» **EXERCISE DIRECTIONS**
In your copy, repeat the records exactly and leave out the pictures.
=-=-=
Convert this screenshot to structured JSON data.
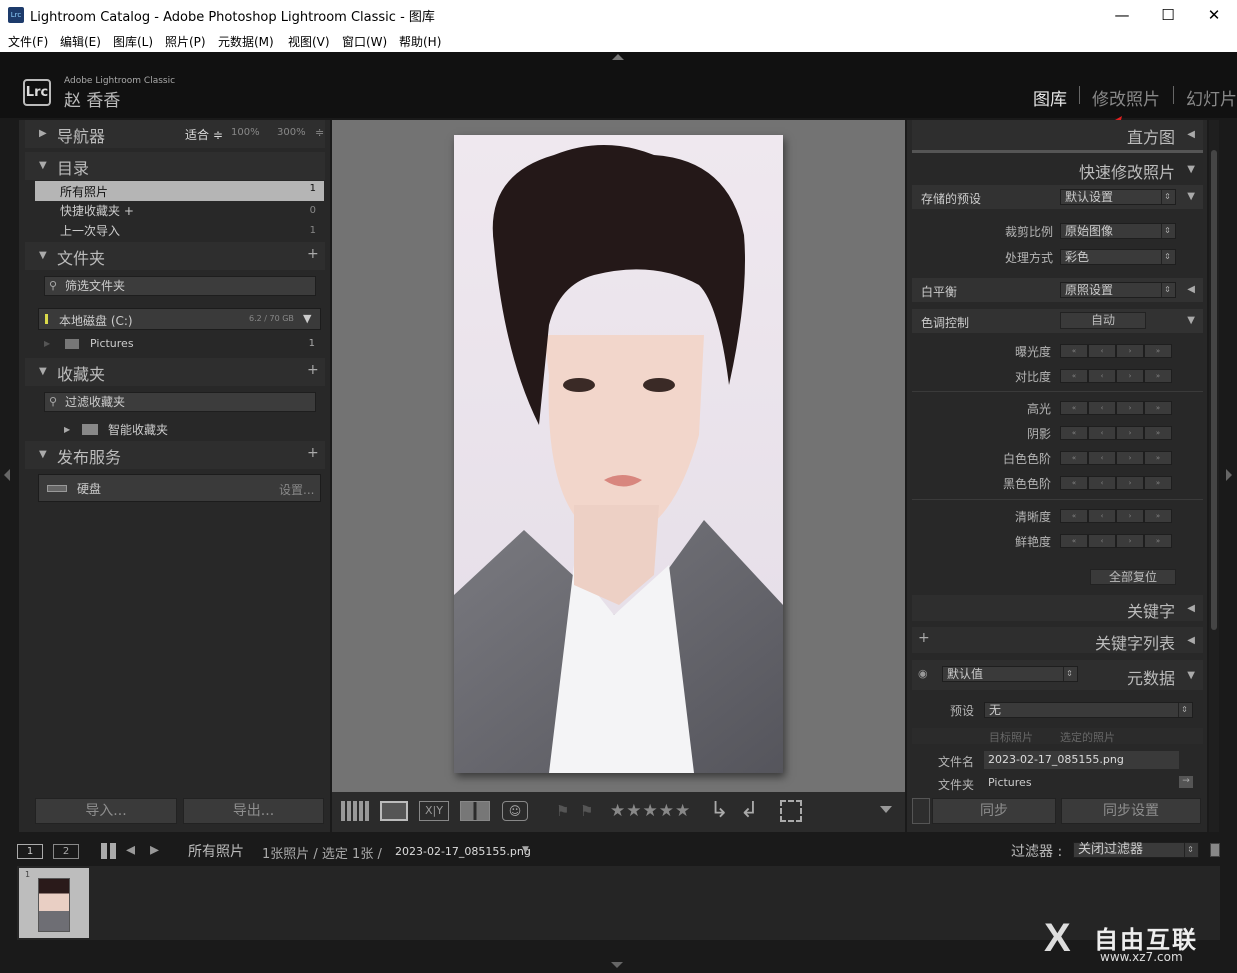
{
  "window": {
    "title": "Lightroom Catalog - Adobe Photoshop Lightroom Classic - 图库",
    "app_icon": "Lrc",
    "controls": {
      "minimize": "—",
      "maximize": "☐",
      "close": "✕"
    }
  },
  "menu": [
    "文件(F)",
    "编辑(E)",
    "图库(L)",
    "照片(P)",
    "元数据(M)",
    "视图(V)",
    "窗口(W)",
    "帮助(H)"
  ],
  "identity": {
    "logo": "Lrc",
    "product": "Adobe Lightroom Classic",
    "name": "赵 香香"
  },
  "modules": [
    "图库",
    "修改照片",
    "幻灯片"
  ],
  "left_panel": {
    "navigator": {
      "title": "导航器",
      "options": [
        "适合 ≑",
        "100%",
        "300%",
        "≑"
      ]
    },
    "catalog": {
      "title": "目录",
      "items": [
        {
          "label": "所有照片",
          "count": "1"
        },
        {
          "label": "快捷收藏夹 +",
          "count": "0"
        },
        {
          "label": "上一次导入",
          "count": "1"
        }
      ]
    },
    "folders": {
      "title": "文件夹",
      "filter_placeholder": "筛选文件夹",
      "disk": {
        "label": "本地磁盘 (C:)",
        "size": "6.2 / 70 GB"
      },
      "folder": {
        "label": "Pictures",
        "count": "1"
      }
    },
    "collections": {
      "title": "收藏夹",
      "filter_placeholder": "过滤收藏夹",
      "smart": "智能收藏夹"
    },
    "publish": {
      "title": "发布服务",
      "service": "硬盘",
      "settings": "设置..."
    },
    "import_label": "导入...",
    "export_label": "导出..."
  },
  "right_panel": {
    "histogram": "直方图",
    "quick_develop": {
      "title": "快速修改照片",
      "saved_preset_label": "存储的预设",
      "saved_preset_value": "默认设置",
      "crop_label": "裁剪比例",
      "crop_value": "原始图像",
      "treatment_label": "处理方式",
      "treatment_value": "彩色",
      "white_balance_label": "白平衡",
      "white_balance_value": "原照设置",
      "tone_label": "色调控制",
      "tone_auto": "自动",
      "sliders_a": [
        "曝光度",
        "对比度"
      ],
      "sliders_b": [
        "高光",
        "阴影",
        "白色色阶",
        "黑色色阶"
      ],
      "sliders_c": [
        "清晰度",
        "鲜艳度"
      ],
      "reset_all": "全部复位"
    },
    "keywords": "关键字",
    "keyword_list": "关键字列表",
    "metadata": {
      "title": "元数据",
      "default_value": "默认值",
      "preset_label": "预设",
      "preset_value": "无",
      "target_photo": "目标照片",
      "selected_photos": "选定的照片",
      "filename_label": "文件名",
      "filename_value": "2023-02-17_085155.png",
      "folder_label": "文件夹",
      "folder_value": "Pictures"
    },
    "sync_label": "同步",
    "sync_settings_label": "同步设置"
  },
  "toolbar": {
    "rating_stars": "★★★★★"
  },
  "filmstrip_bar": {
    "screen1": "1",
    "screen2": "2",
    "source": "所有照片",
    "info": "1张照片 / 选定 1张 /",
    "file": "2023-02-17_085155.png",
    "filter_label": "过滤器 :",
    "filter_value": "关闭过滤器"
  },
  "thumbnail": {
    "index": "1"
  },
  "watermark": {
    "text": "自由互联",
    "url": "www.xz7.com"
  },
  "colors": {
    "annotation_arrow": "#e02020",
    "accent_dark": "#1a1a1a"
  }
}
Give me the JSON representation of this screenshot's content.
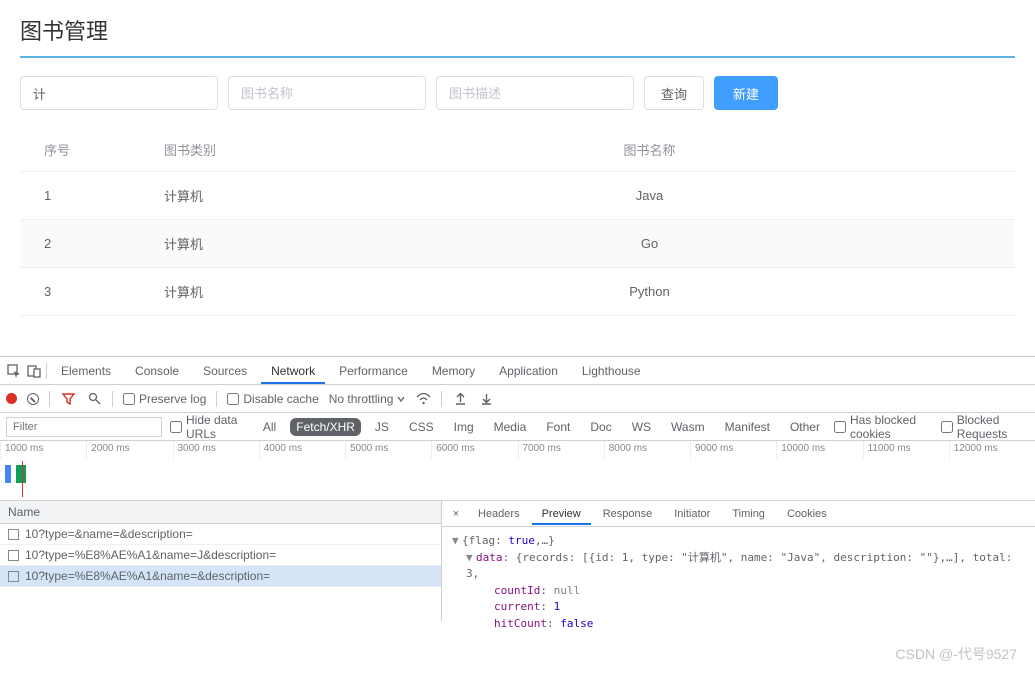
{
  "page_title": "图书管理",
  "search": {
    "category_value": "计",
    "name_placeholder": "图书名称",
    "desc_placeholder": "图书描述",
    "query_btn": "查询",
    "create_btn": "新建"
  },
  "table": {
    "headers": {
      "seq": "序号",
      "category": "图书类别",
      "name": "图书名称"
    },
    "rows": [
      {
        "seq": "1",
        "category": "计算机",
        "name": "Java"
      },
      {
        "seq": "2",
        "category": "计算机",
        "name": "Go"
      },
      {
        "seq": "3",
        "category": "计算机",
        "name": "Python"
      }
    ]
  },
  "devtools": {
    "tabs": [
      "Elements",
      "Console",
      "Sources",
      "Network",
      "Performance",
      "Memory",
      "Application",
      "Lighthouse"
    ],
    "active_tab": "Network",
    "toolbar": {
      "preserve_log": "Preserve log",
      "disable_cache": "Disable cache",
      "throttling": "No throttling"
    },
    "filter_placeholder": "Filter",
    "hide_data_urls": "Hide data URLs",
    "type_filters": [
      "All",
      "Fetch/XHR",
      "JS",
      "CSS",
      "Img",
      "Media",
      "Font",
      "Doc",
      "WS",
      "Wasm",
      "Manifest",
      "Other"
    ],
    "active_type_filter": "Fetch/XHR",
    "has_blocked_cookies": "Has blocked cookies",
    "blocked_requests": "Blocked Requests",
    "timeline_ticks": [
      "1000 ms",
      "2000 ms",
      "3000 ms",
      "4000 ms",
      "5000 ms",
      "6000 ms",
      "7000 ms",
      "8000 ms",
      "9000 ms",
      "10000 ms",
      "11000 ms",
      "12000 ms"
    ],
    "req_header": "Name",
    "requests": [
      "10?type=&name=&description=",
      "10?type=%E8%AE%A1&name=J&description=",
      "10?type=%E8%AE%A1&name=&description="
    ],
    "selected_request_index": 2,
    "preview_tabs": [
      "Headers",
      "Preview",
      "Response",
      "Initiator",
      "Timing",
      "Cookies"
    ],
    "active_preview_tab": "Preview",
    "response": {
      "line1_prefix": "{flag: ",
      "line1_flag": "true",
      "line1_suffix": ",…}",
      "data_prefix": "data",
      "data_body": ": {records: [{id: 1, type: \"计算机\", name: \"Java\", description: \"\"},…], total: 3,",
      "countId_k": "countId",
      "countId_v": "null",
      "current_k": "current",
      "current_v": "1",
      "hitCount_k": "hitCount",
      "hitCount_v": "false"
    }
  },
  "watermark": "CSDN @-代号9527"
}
=-=-=
» **COMPLETE RESPONSE**
Convert this screenshot to structured JSON data.
{
  "window": {
    "title": "Lightroom Catalog - Adobe Photoshop Lightroom Classic - 图库",
    "app_icon": "Lrc",
    "controls": {
      "minimize": "—",
      "maximize": "☐",
      "close": "✕"
    }
  },
  "menu": [
    "文件(F)",
    "编辑(E)",
    "图库(L)",
    "照片(P)",
    "元数据(M)",
    "视图(V)",
    "窗口(W)",
    "帮助(H)"
  ],
  "identity": {
    "logo": "Lrc",
    "product": "Adobe Lightroom Classic",
    "name": "赵 香香"
  },
  "modules": [
    "图库",
    "修改照片",
    "幻灯片"
  ],
  "left_panel": {
    "navigator": {
      "title": "导航器",
      "options": [
        "适合 ≑",
        "100%",
        "300%",
        "≑"
      ]
    },
    "catalog": {
      "title": "目录",
      "items": [
        {
          "label": "所有照片",
          "count": "1"
        },
        {
          "label": "快捷收藏夹 +",
          "count": "0"
        },
        {
          "label": "上一次导入",
          "count": "1"
        }
      ]
    },
    "folders": {
      "title": "文件夹",
      "filter_placeholder": "筛选文件夹",
      "disk": {
        "label": "本地磁盘 (C:)",
        "size": "6.2 / 70 GB"
      },
      "folder": {
        "label": "Pictures",
        "count": "1"
      }
    },
    "collections": {
      "title": "收藏夹",
      "filter_placeholder": "过滤收藏夹",
      "smart": "智能收藏夹"
    },
    "publish": {
      "title": "发布服务",
      "service": "硬盘",
      "settings": "设置..."
    },
    "import_label": "导入...",
    "export_label": "导出..."
  },
  "right_panel": {
    "histogram": "直方图",
    "quick_develop": {
      "title": "快速修改照片",
      "saved_preset_label": "存储的预设",
      "saved_preset_value": "默认设置",
      "crop_label": "裁剪比例",
      "crop_value": "原始图像",
      "treatment_label": "处理方式",
      "treatment_value": "彩色",
      "white_balance_label": "白平衡",
      "white_balance_value": "原照设置",
      "tone_label": "色调控制",
      "tone_auto": "自动",
      "sliders_a": [
        "曝光度",
        "对比度"
      ],
      "sliders_b": [
        "高光",
        "阴影",
        "白色色阶",
        "黑色色阶"
      ],
      "sliders_c": [
        "清晰度",
        "鲜艳度"
      ],
      "reset_all": "全部复位"
    },
    "keywords": "关键字",
    "keyword_list": "关键字列表",
    "metadata": {
      "title": "元数据",
      "default_value": "默认值",
      "preset_label": "预设",
      "preset_value": "无",
      "target_photo": "目标照片",
      "selected_photos": "选定的照片",
      "filename_label": "文件名",
      "filename_value": "2023-02-17_085155.png",
      "folder_label": "文件夹",
      "folder_value": "Pictures"
    },
    "sync_label": "同步",
    "sync_settings_label": "同步设置"
  },
  "toolbar": {
    "rating_stars": "★★★★★"
  },
  "filmstrip_bar": {
    "screen1": "1",
    "screen2": "2",
    "source": "所有照片",
    "info": "1张照片 / 选定 1张 /",
    "file": "2023-02-17_085155.png",
    "filter_label": "过滤器 :",
    "filter_value": "关闭过滤器"
  },
  "thumbnail": {
    "index": "1"
  },
  "watermark": {
    "text": "自由互联",
    "url": "www.xz7.com"
  },
  "colors": {
    "annotation_arrow": "#e02020",
    "accent_dark": "#1a1a1a"
  }
}
Give me the JSON representation of this screenshot's content.
{
  "page_title": "图书管理",
  "search": {
    "category_value": "计",
    "name_placeholder": "图书名称",
    "desc_placeholder": "图书描述",
    "query_btn": "查询",
    "create_btn": "新建"
  },
  "table": {
    "headers": {
      "seq": "序号",
      "category": "图书类别",
      "name": "图书名称"
    },
    "rows": [
      {
        "seq": "1",
        "category": "计算机",
        "name": "Java"
      },
      {
        "seq": "2",
        "category": "计算机",
        "name": "Go"
      },
      {
        "seq": "3",
        "category": "计算机",
        "name": "Python"
      }
    ]
  },
  "devtools": {
    "tabs": [
      "Elements",
      "Console",
      "Sources",
      "Network",
      "Performance",
      "Memory",
      "Application",
      "Lighthouse"
    ],
    "active_tab": "Network",
    "toolbar": {
      "preserve_log": "Preserve log",
      "disable_cache": "Disable cache",
      "throttling": "No throttling"
    },
    "filter_placeholder": "Filter",
    "hide_data_urls": "Hide data URLs",
    "type_filters": [
      "All",
      "Fetch/XHR",
      "JS",
      "CSS",
      "Img",
      "Media",
      "Font",
      "Doc",
      "WS",
      "Wasm",
      "Manifest",
      "Other"
    ],
    "active_type_filter": "Fetch/XHR",
    "has_blocked_cookies": "Has blocked cookies",
    "blocked_requests": "Blocked Requests",
    "timeline_ticks": [
      "1000 ms",
      "2000 ms",
      "3000 ms",
      "4000 ms",
      "5000 ms",
      "6000 ms",
      "7000 ms",
      "8000 ms",
      "9000 ms",
      "10000 ms",
      "11000 ms",
      "12000 ms"
    ],
    "req_header": "Name",
    "requests": [
      "10?type=&name=&description=",
      "10?type=%E8%AE%A1&name=J&description=",
      "10?type=%E8%AE%A1&name=&description="
    ],
    "selected_request_index": 2,
    "preview_tabs": [
      "Headers",
      "Preview",
      "Response",
      "Initiator",
      "Timing",
      "Cookies"
    ],
    "active_preview_tab": "Preview",
    "response": {
      "line1_prefix": "{flag: ",
      "line1_flag": "true",
      "line1_suffix": ",…}",
      "data_prefix": "data",
      "data_body": ": {records: [{id: 1, type: \"计算机\", name: \"Java\", description: \"\"},…], total: 3,",
      "countId_k": "countId",
      "countId_v": "null",
      "current_k": "current",
      "current_v": "1",
      "hitCount_k": "hitCount",
      "hitCount_v": "false"
    }
  },
  "watermark": "CSDN @-代号9527"
}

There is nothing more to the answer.